WHAT TO PRODUCE
Using the entries that follow, collect the lines where the word "Cross" appears.
━━━━━━━━━━━━━━━━━━━━━━━━━━━━━━
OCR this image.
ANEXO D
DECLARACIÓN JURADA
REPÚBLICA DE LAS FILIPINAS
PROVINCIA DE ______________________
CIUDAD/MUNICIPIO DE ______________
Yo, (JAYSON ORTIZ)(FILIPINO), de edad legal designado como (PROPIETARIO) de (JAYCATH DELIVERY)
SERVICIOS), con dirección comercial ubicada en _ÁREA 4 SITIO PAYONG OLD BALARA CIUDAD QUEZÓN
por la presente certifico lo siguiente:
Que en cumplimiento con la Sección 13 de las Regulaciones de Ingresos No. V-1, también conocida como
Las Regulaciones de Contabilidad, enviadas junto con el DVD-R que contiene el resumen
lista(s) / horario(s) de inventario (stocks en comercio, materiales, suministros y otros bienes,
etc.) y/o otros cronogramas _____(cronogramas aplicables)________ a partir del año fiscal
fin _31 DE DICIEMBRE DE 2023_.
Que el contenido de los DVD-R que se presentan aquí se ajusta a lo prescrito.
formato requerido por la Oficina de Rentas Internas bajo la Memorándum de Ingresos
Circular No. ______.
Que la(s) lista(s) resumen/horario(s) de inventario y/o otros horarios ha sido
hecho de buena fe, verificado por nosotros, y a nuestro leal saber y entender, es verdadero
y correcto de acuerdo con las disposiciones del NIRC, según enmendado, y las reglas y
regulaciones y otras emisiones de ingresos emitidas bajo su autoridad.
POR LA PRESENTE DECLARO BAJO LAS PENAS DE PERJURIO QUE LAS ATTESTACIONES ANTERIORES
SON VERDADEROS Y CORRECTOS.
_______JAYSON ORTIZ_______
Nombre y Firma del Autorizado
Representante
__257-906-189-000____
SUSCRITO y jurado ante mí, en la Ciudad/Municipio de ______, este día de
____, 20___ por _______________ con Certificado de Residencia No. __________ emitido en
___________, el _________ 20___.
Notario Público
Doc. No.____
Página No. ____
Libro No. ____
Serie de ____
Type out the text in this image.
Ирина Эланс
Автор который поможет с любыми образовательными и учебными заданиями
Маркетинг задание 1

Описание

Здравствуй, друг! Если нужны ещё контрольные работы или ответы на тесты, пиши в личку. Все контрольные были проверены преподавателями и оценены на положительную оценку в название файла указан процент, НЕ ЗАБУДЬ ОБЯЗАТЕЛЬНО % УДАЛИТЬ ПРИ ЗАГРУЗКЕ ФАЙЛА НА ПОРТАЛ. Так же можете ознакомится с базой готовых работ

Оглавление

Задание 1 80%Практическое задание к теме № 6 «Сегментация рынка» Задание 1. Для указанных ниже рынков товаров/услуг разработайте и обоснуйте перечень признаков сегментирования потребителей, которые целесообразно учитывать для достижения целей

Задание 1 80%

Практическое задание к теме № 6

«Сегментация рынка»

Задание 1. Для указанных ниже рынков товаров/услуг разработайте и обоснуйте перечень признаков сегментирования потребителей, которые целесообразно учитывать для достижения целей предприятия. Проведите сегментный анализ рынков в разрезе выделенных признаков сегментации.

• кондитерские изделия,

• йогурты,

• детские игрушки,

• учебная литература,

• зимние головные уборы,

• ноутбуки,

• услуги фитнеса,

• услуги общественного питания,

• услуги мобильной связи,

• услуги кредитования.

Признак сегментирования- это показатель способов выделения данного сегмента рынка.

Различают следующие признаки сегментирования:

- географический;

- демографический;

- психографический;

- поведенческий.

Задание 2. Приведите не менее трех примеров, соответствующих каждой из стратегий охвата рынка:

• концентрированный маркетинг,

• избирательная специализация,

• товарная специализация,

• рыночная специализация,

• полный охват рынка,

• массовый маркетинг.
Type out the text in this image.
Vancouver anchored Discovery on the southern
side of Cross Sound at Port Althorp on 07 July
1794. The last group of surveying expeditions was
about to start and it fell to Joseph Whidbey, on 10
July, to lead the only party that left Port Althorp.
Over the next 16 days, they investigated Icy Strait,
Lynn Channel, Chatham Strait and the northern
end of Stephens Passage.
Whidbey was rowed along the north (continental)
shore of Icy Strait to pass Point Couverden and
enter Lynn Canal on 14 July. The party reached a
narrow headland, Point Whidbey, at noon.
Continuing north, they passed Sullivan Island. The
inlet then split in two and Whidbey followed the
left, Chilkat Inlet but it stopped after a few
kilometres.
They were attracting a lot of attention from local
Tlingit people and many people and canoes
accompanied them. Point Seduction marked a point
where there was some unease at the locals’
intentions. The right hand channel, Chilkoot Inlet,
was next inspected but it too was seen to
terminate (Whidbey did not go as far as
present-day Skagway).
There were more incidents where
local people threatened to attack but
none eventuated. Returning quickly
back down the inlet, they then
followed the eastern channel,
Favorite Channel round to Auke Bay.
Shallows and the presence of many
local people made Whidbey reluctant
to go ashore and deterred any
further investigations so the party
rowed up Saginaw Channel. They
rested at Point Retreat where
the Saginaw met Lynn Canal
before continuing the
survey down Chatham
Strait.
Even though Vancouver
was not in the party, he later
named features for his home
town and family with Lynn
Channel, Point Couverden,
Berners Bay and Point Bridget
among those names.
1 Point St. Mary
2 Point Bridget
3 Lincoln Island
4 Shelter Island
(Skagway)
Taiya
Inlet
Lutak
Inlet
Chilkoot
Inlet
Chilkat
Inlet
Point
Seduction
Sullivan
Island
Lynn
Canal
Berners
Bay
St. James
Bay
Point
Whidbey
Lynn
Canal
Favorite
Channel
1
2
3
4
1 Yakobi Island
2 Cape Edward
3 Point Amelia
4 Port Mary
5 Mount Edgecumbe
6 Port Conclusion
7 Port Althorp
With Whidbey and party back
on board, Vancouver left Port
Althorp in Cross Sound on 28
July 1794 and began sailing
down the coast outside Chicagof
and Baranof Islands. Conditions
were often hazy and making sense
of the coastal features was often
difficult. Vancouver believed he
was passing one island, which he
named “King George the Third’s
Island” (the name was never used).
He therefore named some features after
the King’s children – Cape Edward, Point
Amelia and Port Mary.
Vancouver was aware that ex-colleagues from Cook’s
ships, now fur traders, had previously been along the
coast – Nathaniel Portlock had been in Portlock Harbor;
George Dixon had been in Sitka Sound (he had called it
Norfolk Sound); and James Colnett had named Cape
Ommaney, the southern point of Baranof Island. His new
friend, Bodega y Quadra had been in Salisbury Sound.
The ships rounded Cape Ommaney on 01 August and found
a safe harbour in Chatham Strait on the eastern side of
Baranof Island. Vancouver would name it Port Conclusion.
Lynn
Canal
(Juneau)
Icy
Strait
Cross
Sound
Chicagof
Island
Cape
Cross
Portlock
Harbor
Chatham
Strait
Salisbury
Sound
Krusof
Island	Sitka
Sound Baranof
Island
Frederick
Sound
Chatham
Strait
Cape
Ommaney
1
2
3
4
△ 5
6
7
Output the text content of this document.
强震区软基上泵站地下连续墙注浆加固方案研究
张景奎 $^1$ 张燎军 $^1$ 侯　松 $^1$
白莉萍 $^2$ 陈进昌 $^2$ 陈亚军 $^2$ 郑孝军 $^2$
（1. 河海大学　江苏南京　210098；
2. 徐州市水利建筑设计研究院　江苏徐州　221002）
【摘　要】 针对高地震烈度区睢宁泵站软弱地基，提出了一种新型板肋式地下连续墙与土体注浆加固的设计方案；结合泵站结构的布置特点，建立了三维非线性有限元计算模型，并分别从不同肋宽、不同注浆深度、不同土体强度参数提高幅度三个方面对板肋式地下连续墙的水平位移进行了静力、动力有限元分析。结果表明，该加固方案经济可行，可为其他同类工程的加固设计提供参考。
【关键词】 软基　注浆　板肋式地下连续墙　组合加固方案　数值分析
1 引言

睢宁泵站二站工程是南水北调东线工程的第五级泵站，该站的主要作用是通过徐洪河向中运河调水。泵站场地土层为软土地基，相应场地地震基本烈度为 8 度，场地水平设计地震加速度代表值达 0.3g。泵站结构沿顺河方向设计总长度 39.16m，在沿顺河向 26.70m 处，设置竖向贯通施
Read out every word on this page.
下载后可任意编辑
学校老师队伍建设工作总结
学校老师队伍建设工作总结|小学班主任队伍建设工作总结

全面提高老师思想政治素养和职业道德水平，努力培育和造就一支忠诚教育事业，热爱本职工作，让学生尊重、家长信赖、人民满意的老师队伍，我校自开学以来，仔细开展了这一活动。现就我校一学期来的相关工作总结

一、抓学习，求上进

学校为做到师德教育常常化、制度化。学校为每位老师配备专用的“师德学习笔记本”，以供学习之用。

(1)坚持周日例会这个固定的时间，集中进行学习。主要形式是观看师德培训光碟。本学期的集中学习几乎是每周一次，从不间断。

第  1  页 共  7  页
━━━━━━━━━━━━━━━━━━━━━━━━━━━━━━
RESULT OF THE EXERCISE
side of Cross Sound at Port Althorp on 07 July
Althorp in Cross Sound on 28
Cross
Cross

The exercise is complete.